Recorded data
..............................
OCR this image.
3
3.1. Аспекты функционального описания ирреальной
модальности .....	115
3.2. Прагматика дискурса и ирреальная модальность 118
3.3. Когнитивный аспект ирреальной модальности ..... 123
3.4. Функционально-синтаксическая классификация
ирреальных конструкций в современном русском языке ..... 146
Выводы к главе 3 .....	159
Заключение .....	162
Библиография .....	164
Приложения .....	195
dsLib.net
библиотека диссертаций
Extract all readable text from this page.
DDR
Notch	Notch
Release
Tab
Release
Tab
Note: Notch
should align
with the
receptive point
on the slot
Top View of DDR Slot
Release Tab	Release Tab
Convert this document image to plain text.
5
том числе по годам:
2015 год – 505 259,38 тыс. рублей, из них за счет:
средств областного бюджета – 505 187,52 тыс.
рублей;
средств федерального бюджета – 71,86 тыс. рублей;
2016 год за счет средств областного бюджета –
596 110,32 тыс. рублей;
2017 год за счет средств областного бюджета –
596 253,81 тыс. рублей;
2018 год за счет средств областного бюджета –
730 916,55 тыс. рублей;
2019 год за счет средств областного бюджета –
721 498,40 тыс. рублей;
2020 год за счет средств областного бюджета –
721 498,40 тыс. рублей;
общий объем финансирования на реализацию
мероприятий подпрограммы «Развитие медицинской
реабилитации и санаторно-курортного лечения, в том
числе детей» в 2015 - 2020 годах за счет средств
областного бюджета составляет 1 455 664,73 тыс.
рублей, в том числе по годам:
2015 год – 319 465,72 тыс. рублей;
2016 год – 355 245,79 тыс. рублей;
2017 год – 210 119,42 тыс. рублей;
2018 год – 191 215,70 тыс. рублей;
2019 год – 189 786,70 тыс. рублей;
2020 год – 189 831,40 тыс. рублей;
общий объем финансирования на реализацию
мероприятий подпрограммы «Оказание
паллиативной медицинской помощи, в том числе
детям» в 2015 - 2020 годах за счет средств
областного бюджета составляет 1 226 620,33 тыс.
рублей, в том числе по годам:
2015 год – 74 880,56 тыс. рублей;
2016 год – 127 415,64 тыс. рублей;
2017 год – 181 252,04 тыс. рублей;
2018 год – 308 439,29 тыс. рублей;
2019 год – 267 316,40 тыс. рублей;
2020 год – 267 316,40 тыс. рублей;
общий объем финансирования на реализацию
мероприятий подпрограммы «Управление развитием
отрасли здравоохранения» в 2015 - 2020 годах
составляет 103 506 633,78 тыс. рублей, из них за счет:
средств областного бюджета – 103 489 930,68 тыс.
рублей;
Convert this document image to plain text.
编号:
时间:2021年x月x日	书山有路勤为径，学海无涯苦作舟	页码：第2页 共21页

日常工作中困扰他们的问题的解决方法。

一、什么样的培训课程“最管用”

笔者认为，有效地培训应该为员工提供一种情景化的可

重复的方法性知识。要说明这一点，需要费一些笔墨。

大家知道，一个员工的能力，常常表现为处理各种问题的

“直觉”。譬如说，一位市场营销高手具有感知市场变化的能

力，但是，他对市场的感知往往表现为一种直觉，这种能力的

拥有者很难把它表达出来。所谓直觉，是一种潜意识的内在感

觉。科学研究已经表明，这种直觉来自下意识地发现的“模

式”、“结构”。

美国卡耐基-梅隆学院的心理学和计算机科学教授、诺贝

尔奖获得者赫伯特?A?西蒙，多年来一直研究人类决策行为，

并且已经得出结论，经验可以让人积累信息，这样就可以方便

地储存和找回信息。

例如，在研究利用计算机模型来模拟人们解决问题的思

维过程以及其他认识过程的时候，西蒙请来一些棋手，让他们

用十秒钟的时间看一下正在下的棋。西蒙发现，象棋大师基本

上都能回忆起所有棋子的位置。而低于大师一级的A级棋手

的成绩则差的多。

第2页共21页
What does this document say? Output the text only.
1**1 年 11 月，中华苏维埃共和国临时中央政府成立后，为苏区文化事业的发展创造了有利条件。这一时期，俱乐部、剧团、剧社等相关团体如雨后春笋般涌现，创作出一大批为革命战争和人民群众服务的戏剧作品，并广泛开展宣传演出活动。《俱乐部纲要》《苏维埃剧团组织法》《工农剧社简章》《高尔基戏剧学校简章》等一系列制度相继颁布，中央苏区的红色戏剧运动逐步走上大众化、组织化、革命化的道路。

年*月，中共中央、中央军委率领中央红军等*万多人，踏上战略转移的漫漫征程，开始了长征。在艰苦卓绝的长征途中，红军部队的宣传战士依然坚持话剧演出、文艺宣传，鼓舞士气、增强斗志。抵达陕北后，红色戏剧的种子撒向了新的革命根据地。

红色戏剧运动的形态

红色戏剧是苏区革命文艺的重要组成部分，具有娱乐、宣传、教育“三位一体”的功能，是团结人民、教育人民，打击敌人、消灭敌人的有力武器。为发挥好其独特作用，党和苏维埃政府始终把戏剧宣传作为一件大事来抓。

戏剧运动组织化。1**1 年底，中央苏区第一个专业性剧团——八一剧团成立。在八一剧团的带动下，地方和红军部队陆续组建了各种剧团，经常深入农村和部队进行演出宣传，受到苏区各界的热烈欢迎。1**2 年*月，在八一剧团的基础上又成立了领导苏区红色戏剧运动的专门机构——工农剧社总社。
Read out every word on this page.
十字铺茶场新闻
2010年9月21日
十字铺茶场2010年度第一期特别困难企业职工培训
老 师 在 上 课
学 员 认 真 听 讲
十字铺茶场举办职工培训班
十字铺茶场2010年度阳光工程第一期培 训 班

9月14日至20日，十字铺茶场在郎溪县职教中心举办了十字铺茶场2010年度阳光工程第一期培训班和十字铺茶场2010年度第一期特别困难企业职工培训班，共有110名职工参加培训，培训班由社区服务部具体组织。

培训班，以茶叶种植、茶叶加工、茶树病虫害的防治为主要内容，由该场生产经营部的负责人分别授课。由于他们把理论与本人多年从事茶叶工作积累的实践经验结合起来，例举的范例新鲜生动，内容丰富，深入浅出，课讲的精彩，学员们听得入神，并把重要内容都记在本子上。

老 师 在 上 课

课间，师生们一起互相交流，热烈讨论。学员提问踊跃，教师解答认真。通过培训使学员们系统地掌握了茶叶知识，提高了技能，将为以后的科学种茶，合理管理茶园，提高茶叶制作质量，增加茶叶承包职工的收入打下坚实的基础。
..............................
_Exercise brief:_ For this exercise, please retype exactly the lines in the listing from the line with "Read out every word on this page." through its last line, both ends included.

_Exercise response:_
Read out every word on this page.
十字铺茶场新闻
2010年9月21日
十字铺茶场2010年度第一期特别困难企业职工培训
老 师 在 上 课
学 员 认 真 听 讲
十字铺茶场举办职工培训班
十字铺茶场2010年度阳光工程第一期培 训 班

9月14日至20日，十字铺茶场在郎溪县职教中心举办了十字铺茶场2010年度阳光工程第一期培训班和十字铺茶场2010年度第一期特别困难企业职工培训班，共有110名职工参加培训，培训班由社区服务部具体组织。

培训班，以茶叶种植、茶叶加工、茶树病虫害的防治为主要内容，由该场生产经营部的负责人分别授课。由于他们把理论与本人多年从事茶叶工作积累的实践经验结合起来，例举的范例新鲜生动，内容丰富，深入浅出，课讲的精彩，学员们听得入神，并把重要内容都记在本子上。

老 师 在 上 课

课间，师生们一起互相交流，热烈讨论。学员提问踊跃，教师解答认真。通过培训使学员们系统地掌握了茶叶知识，提高了技能，将为以后的科学种茶，合理管理茶园，提高茶叶制作质量，增加茶叶承包职工的收入打下坚实的基础。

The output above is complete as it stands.